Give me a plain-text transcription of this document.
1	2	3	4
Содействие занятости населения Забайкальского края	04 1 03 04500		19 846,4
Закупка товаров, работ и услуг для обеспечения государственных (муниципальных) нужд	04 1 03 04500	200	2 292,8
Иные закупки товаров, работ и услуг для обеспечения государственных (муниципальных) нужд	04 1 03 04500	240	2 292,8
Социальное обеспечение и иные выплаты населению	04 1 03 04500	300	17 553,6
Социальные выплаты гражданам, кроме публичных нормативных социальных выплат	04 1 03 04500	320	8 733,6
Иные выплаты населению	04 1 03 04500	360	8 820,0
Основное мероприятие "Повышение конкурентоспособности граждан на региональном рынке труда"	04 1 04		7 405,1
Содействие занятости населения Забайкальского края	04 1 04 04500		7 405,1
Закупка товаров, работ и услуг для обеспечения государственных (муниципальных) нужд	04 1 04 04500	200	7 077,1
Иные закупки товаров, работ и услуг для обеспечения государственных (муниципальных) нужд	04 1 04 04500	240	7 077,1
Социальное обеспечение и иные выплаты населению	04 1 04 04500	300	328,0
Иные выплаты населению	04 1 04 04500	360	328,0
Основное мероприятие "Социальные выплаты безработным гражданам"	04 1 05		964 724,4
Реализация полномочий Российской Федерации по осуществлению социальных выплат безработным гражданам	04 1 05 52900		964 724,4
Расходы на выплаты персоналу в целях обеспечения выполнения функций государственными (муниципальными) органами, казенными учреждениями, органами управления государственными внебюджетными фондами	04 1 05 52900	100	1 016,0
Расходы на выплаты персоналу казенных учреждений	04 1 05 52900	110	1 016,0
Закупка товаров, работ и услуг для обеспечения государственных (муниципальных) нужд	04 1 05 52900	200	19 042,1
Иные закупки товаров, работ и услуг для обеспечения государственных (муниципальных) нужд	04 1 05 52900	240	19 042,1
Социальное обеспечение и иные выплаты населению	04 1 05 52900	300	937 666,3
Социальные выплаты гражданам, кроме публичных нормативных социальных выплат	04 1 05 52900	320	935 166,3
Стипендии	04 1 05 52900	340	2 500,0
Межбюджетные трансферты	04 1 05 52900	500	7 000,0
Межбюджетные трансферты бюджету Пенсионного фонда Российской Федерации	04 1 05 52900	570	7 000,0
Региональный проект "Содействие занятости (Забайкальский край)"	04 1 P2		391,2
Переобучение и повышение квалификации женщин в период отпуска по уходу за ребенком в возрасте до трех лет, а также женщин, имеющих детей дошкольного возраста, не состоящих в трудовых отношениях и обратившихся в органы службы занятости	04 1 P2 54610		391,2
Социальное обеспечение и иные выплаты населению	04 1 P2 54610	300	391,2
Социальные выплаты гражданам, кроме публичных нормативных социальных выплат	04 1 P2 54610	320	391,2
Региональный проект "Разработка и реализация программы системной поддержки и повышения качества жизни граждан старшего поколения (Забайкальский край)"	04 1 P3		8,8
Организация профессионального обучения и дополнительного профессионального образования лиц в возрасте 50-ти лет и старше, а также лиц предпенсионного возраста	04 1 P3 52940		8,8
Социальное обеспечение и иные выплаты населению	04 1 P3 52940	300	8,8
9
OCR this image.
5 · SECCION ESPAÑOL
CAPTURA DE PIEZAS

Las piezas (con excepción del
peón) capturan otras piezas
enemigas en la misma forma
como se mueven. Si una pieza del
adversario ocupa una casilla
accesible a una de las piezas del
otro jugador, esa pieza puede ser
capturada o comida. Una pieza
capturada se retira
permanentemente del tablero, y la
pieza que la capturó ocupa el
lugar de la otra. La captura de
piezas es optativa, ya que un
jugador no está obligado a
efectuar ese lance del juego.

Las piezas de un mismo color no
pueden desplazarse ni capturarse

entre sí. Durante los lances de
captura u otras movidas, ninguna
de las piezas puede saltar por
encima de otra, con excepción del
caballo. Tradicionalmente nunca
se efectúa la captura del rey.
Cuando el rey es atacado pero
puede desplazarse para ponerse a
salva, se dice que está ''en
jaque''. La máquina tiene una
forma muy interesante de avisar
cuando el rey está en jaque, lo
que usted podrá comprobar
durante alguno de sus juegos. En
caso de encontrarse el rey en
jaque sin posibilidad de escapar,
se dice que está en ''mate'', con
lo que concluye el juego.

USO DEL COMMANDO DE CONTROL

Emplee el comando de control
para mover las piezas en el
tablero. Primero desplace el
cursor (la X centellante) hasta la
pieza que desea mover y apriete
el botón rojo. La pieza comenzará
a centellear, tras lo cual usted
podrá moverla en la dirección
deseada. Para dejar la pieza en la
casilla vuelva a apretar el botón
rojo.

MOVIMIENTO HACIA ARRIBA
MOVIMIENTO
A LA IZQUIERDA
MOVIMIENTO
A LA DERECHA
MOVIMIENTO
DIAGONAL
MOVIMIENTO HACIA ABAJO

************

▶ **Exercise**: From the data above, copy each line that has the string "край".

▶ **Solution below**:
Региональный проект "Содействие занятости (Забайкальский край)"	04 1 P2		391,2
Региональный проект "Разработка и реализация программы системной поддержки и повышения качества жизни граждан старшего поколения (Забайкальский край)"	04 1 P3		8,8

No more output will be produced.